[Entries from a dataset]
*****

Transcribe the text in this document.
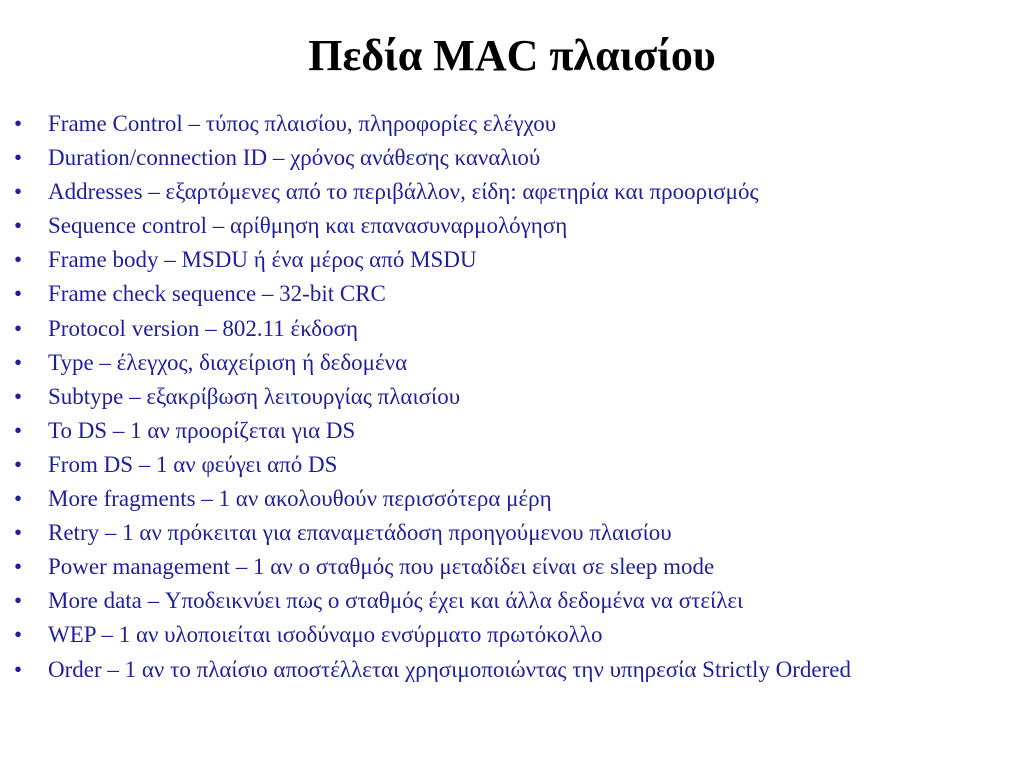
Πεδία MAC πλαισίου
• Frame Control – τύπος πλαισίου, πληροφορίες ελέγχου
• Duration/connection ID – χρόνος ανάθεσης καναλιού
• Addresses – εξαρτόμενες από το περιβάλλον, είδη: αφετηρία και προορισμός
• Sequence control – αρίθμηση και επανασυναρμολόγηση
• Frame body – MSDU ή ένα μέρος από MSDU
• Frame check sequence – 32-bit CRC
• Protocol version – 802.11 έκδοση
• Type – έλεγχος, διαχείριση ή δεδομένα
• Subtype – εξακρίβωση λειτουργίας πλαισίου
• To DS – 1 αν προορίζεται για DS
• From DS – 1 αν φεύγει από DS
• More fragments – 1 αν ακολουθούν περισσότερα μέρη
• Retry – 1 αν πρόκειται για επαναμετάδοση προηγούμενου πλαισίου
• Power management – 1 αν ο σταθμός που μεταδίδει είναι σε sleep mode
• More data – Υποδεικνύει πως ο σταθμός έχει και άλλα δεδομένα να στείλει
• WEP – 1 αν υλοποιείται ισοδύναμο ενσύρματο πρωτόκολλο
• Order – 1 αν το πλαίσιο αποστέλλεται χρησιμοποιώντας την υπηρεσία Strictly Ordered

*****

• To be done
All of the data above should be quoted exactly, except for the pictures.

• The solution
Transcribe the text in this document.
Πεδία MAC πλαισίου
• Frame Control – τύπος πλαισίου, πληροφορίες ελέγχου
• Duration/connection ID – χρόνος ανάθεσης καναλιού
• Addresses – εξαρτόμενες από το περιβάλλον, είδη: αφετηρία και προορισμός
• Sequence control – αρίθμηση και επανασυναρμολόγηση
• Frame body – MSDU ή ένα μέρος από MSDU
• Frame check sequence – 32-bit CRC
• Protocol version – 802.11 έκδοση
• Type – έλεγχος, διαχείριση ή δεδομένα
• Subtype – εξακρίβωση λειτουργίας πλαισίου
• To DS – 1 αν προορίζεται για DS
• From DS – 1 αν φεύγει από DS
• More fragments – 1 αν ακολουθούν περισσότερα μέρη
• Retry – 1 αν πρόκειται για επαναμετάδοση προηγούμενου πλαισίου
• Power management – 1 αν ο σταθμός που μεταδίδει είναι σε sleep mode
• More data – Υποδεικνύει πως ο σταθμός έχει και άλλα δεδομένα να στείλει
• WEP – 1 αν υλοποιείται ισοδύναμο ενσύρματο πρωτόκολλο
• Order – 1 αν το πλαίσιο αποστέλλεται χρησιμοποιώντας την υπηρεσία Strictly Ordered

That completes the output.